Data items:
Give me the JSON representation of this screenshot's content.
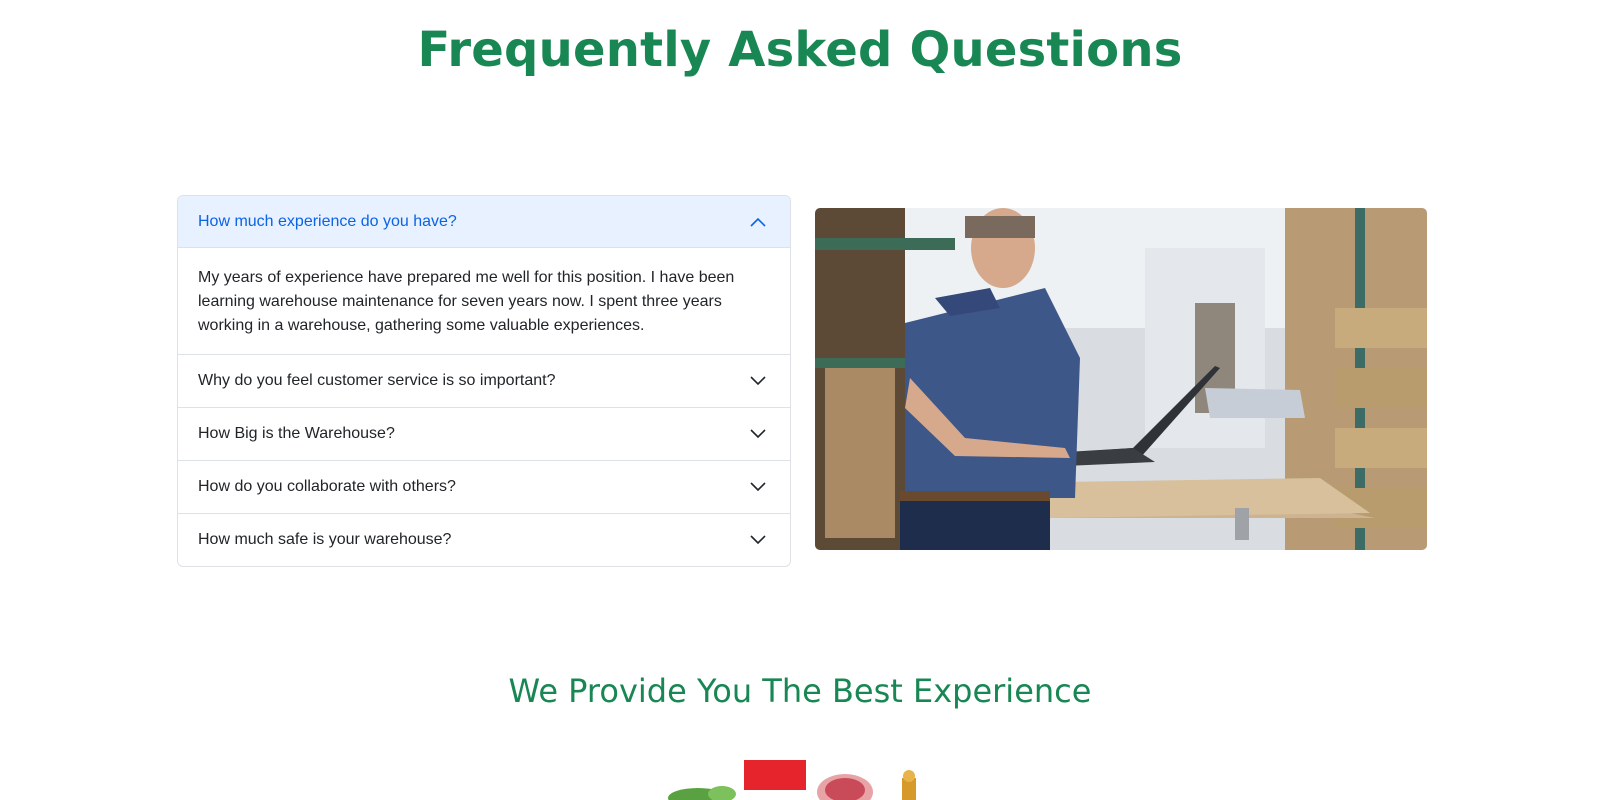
{
  "page_title": "Frequently Asked Questions",
  "faq": {
    "items": [
      {
        "question": "How much experience do you have?",
        "answer": "My years of experience have prepared me well for this position. I have been learning warehouse maintenance for seven years now. I spent three years working in a warehouse, gathering some valuable experiences.",
        "expanded": true
      },
      {
        "question": "Why do you feel customer service is so important?",
        "expanded": false
      },
      {
        "question": "How Big is the Warehouse?",
        "expanded": false
      },
      {
        "question": "How do you collaborate with others?",
        "expanded": false
      },
      {
        "question": "How much safe is your warehouse?",
        "expanded": false
      }
    ]
  },
  "section_title": "We Provide You The Best Experience",
  "colors": {
    "accent": "#198754",
    "active_header_bg": "#e7f1ff",
    "active_header_text": "#0c63e4"
  }
}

Given instruction ▸ All entries are to be retyped exactly. Omit any embedded images.

Result of the task ▸
Give me the JSON representation of this screenshot's content.
{
  "page_title": "Frequently Asked Questions",
  "faq": {
    "items": [
      {
        "question": "How much experience do you have?",
        "answer": "My years of experience have prepared me well for this position. I have been learning warehouse maintenance for seven years now. I spent three years working in a warehouse, gathering some valuable experiences.",
        "expanded": true
      },
      {
        "question": "Why do you feel customer service is so important?",
        "expanded": false
      },
      {
        "question": "How Big is the Warehouse?",
        "expanded": false
      },
      {
        "question": "How do you collaborate with others?",
        "expanded": false
      },
      {
        "question": "How much safe is your warehouse?",
        "expanded": false
      }
    ]
  },
  "section_title": "We Provide You The Best Experience",
  "colors": {
    "accent": "#198754",
    "active_header_bg": "#e7f1ff",
    "active_header_text": "#0c63e4"
  }
}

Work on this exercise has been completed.